[Information supplied]:
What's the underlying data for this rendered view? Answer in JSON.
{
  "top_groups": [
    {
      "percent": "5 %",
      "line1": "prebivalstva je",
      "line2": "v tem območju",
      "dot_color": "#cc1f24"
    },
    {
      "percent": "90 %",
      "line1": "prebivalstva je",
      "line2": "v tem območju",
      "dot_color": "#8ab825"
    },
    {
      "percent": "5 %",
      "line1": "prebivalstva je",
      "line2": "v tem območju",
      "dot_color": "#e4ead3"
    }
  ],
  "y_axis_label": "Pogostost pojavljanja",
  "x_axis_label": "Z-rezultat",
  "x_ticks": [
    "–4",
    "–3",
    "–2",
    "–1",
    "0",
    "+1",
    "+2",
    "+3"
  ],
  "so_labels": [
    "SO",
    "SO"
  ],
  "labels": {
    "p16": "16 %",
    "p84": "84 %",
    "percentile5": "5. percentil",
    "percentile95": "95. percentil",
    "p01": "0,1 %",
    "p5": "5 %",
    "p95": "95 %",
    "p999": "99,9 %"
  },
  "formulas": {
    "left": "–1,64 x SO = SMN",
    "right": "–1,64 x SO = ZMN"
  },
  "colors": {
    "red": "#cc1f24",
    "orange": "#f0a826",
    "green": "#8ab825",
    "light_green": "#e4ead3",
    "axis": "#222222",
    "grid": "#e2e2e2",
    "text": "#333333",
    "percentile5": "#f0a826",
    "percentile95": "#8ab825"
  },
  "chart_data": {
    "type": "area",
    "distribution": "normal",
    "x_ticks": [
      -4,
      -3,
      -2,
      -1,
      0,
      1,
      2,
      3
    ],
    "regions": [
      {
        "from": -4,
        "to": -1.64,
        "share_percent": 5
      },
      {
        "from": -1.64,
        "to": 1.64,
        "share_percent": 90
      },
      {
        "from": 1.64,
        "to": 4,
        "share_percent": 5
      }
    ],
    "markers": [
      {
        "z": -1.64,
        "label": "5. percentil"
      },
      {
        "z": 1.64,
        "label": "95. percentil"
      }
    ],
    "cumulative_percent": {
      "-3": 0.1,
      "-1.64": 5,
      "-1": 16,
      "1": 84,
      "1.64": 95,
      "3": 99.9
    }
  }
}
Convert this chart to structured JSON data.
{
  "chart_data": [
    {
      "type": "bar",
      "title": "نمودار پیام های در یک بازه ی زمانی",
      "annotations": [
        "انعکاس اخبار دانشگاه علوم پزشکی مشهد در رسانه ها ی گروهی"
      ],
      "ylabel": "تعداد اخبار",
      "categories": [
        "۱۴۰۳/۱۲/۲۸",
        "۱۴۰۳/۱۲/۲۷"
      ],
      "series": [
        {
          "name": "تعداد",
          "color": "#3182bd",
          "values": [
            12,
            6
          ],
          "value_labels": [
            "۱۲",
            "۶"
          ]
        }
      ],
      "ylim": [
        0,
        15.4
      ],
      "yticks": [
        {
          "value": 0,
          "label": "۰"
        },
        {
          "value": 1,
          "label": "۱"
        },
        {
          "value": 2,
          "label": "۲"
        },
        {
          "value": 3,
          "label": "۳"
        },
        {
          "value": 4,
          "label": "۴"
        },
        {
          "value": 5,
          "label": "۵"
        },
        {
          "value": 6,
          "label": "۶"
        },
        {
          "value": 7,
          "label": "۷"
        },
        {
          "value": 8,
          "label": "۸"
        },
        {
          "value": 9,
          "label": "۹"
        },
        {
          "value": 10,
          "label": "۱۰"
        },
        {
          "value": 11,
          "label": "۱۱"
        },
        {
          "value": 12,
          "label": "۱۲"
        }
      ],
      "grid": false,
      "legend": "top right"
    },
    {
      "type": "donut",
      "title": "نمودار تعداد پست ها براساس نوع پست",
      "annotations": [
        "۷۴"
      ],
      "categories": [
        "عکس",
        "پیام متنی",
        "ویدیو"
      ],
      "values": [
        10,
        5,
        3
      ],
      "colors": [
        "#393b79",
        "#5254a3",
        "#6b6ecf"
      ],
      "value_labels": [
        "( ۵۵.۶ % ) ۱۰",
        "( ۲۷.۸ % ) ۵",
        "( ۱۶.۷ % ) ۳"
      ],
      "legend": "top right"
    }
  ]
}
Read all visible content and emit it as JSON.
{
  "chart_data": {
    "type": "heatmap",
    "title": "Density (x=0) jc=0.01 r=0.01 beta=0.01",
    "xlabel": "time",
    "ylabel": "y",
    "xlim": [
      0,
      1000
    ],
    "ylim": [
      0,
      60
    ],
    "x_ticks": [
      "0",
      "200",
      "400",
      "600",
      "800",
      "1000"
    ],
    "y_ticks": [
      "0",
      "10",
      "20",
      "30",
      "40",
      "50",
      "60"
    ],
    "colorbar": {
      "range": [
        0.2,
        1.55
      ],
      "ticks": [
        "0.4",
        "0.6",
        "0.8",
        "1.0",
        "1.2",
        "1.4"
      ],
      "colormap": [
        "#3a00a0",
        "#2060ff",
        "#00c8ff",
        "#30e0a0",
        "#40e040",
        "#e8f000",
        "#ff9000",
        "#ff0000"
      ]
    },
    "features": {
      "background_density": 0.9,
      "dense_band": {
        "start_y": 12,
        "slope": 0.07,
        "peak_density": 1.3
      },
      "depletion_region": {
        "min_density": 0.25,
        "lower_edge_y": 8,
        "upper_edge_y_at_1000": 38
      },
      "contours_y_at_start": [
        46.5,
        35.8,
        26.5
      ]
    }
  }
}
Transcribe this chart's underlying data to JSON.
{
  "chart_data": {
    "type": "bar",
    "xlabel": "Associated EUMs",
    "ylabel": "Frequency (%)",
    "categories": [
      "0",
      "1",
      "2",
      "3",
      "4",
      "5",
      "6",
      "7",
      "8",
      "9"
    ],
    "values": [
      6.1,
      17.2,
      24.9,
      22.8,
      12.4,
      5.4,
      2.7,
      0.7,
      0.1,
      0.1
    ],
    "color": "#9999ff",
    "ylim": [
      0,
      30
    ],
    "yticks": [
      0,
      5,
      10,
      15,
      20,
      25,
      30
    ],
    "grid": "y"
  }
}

[What you need to do]: Copy every line of the data that holds the string "JSON".

[Task output]:
What's the underlying data for this rendered view? Answer in JSON.
Convert this chart to structured JSON data.
Read all visible content and emit it as JSON.
Transcribe this chart's underlying data to JSON.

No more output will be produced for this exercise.